Some records
* * * * * * * * *

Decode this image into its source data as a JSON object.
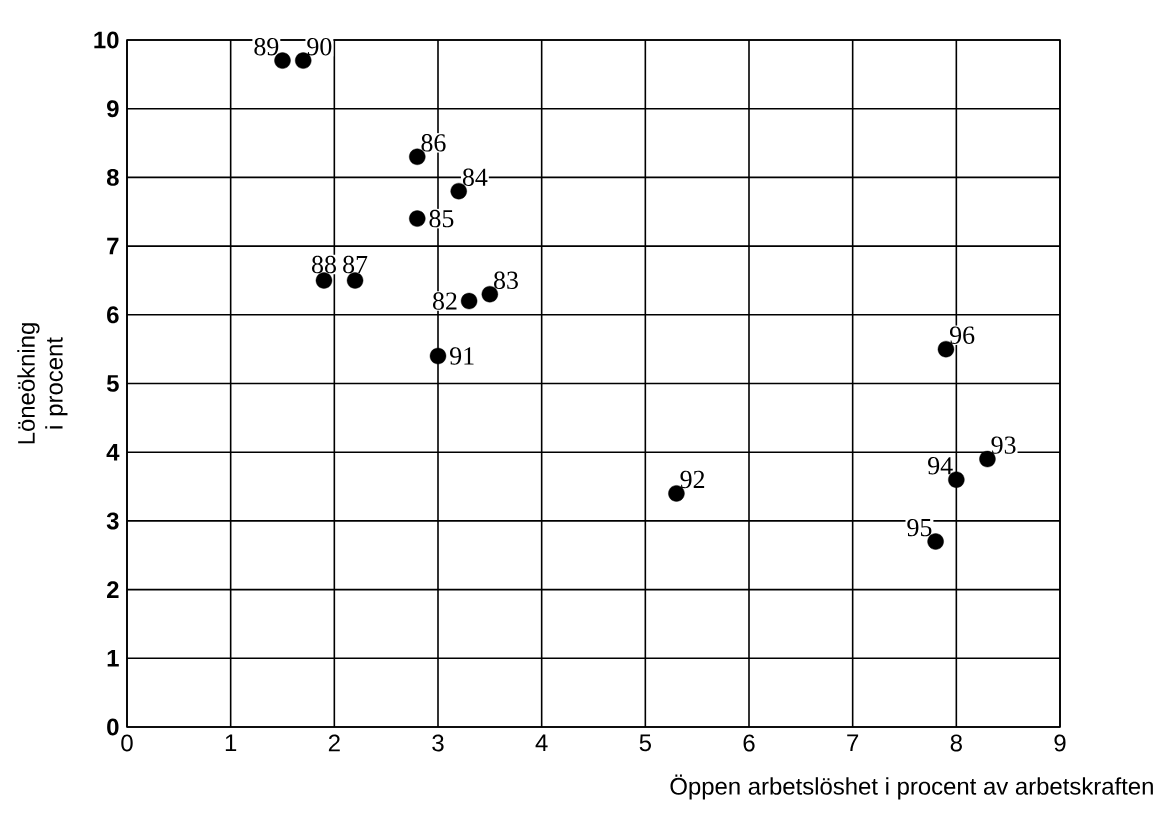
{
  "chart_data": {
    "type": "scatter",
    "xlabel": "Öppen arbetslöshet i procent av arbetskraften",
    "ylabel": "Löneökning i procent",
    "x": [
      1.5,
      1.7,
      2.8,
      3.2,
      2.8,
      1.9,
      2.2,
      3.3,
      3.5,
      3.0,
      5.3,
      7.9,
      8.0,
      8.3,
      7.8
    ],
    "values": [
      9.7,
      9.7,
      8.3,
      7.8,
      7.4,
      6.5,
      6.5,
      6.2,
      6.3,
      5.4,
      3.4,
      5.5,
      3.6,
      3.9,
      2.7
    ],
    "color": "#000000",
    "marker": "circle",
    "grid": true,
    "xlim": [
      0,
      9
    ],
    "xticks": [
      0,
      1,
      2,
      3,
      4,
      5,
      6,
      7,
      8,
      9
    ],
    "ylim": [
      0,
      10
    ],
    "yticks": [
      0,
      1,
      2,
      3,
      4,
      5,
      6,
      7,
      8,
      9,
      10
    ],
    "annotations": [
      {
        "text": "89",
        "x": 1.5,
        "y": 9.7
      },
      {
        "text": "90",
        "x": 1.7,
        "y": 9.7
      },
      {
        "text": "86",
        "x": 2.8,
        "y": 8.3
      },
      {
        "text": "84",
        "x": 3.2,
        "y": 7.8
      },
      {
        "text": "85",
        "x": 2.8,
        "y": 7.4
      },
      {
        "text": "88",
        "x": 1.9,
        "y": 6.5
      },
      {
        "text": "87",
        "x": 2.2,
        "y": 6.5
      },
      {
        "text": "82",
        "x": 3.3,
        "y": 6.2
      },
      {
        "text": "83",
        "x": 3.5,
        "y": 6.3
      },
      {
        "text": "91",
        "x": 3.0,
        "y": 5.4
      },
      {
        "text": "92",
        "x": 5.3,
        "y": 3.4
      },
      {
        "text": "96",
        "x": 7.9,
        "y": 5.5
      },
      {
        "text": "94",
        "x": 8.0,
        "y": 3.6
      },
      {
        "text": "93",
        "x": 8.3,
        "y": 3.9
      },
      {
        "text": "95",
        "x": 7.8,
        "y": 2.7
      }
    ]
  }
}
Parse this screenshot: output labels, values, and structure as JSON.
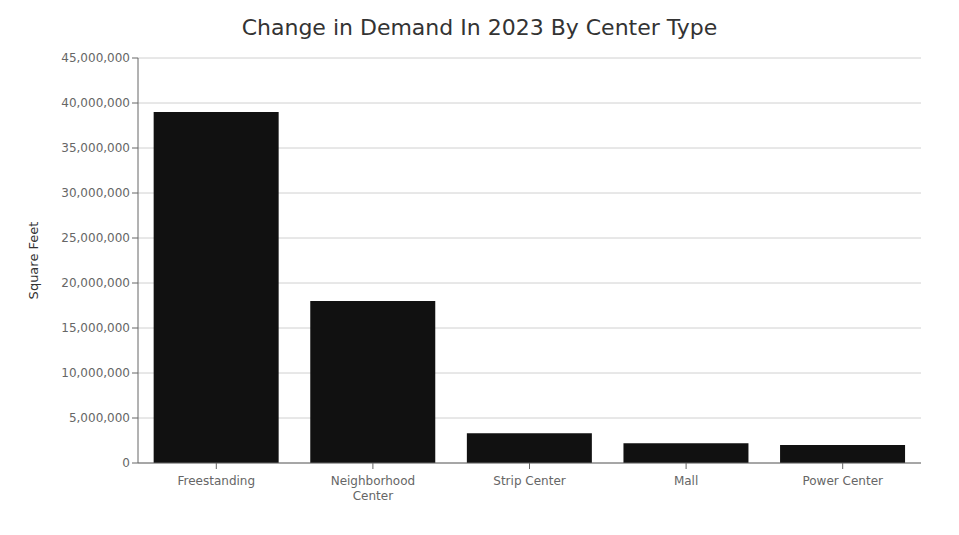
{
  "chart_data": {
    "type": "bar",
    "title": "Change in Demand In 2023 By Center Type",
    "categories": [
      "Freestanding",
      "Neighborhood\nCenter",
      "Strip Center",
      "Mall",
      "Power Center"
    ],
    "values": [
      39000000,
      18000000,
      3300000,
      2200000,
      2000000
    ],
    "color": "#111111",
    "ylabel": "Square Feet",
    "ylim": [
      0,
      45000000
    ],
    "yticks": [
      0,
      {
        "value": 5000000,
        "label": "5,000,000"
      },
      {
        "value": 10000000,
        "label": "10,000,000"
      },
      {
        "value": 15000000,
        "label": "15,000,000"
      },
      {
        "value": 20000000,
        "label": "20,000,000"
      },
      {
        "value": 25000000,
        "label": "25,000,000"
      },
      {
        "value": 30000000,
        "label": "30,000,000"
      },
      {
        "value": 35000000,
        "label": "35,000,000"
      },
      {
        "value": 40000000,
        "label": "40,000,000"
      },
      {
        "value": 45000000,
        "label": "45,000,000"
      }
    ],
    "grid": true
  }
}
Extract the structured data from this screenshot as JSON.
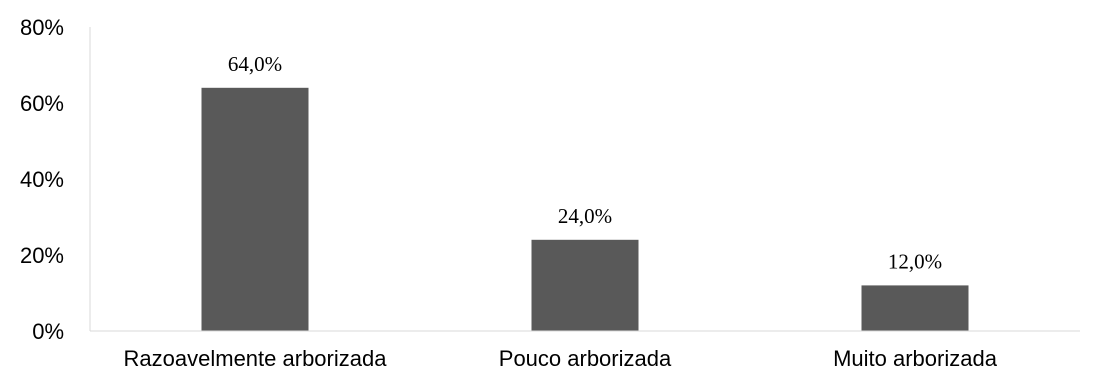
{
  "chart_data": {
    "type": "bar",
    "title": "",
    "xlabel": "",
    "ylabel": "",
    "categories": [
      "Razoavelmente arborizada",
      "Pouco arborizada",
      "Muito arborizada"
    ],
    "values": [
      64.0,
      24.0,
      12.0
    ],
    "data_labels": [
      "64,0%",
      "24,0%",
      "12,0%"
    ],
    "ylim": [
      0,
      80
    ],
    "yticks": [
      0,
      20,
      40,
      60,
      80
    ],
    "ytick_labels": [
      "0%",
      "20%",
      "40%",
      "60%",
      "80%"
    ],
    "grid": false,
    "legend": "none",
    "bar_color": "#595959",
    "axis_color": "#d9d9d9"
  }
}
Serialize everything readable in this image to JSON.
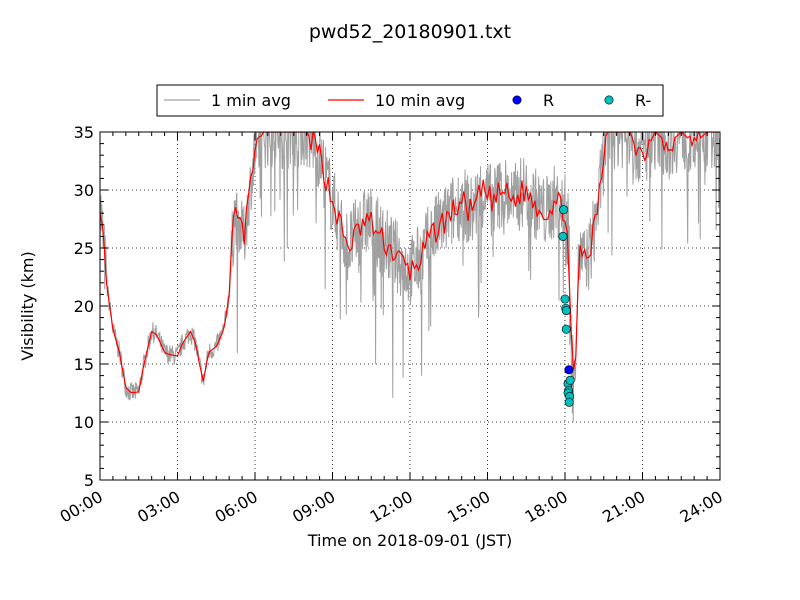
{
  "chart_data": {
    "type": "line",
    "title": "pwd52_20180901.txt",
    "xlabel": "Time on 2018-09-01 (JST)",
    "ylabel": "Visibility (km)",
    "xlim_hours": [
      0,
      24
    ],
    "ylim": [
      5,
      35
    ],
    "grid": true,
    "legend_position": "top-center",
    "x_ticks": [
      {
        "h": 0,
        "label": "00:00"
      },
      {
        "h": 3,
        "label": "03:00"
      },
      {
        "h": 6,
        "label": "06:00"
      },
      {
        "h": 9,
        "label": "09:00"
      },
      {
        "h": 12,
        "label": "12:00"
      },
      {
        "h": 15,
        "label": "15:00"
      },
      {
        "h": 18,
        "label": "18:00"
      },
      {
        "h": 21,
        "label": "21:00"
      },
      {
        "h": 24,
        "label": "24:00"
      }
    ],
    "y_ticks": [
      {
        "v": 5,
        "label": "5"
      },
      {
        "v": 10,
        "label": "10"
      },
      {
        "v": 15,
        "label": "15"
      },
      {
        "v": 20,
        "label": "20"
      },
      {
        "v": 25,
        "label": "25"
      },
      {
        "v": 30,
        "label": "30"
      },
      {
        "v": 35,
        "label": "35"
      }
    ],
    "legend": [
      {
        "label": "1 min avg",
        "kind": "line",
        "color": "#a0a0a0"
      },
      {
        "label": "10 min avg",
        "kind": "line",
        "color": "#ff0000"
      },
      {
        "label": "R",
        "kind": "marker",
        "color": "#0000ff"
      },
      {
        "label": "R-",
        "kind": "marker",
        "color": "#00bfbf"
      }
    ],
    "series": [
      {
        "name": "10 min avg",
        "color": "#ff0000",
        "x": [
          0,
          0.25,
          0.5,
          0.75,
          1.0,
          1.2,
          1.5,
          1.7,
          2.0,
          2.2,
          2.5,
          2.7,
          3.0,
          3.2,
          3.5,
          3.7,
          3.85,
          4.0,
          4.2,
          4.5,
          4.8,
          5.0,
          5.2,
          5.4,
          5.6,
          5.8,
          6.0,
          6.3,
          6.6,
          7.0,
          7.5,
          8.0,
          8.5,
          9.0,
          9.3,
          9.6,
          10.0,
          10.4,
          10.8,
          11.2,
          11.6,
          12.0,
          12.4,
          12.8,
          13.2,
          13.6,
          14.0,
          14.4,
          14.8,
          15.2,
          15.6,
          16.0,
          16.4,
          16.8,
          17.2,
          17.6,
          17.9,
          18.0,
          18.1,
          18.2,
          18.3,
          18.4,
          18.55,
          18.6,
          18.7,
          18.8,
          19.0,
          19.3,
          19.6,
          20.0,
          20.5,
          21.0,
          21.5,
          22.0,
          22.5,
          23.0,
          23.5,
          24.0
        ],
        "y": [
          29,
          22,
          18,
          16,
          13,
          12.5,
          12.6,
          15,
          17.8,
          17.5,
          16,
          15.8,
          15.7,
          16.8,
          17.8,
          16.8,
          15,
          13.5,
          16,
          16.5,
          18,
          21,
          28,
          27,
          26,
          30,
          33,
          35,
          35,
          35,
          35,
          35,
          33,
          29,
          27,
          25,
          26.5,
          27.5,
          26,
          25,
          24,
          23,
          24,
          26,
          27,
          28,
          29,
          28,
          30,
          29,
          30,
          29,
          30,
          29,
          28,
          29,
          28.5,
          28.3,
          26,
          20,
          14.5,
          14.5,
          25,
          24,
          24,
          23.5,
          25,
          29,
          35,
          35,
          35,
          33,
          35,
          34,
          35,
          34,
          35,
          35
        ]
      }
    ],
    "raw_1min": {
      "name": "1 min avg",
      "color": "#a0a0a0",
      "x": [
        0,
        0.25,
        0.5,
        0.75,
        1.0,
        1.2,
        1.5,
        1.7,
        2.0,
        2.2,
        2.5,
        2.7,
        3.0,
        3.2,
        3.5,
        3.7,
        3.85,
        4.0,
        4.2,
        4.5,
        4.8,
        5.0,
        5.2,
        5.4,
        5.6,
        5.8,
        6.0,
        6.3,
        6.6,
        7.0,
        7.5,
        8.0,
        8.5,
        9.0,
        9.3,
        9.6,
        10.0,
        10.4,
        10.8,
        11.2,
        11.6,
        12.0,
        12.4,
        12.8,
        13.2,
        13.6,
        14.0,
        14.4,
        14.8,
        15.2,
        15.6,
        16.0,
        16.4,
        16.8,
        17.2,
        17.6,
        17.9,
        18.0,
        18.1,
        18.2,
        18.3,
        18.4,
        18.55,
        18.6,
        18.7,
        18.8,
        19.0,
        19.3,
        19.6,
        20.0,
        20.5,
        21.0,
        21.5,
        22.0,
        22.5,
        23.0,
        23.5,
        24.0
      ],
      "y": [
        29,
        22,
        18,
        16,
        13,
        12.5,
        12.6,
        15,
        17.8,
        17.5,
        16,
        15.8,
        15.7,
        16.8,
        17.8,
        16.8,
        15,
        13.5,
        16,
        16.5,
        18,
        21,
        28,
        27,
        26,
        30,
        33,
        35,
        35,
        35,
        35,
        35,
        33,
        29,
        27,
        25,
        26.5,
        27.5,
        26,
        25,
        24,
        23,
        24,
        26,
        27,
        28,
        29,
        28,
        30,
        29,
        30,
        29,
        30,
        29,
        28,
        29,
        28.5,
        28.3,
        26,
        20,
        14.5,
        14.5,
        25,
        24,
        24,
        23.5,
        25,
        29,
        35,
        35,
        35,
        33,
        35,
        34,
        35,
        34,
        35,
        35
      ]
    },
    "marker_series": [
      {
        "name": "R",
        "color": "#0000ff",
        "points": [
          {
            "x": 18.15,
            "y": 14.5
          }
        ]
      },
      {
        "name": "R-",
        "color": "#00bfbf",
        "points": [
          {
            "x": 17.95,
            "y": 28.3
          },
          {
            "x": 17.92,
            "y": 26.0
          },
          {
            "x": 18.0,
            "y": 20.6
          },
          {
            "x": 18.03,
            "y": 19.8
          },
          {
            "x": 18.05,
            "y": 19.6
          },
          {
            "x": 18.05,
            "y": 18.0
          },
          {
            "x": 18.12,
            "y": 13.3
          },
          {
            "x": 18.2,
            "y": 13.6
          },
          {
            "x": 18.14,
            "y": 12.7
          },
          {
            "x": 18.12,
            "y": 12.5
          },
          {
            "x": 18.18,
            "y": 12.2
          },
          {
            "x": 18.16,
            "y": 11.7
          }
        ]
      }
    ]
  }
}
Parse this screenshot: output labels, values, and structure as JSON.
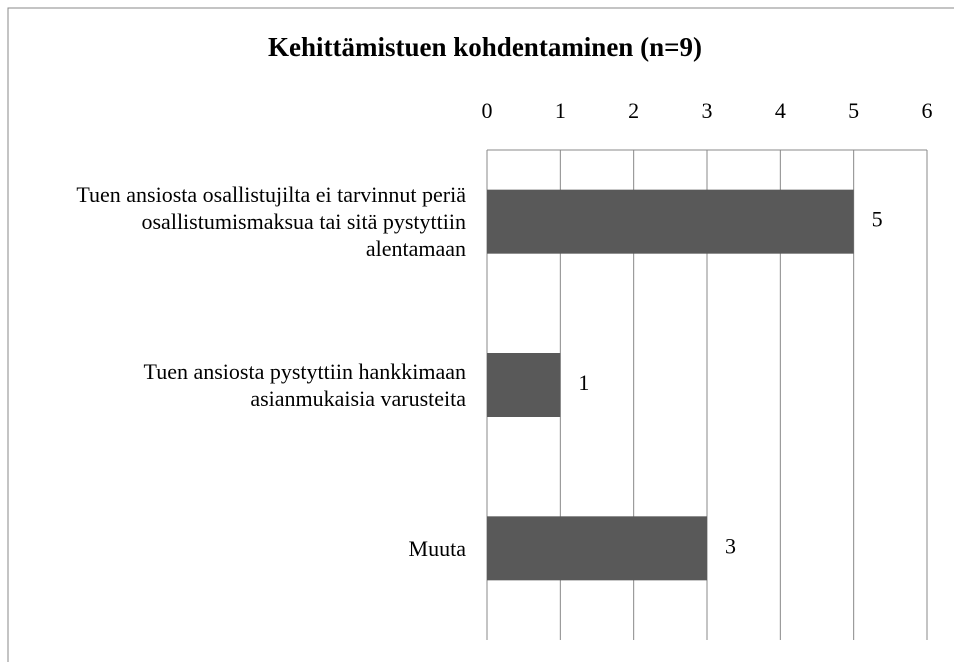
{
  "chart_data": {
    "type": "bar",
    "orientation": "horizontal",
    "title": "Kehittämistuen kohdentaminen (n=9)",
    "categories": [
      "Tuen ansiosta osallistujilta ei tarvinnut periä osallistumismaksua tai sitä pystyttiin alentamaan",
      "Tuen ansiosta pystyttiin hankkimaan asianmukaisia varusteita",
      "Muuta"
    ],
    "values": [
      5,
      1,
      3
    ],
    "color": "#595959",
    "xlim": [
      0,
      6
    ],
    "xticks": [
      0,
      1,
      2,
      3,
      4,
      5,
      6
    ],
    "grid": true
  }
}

* * * * * * * * *

Copy out every line from the data above that has "name" in it.

## EXERCISE RESULT
        "name": "10 min avg",
      "name": "1 min avg",
        "name": "R",
        "name": "R-",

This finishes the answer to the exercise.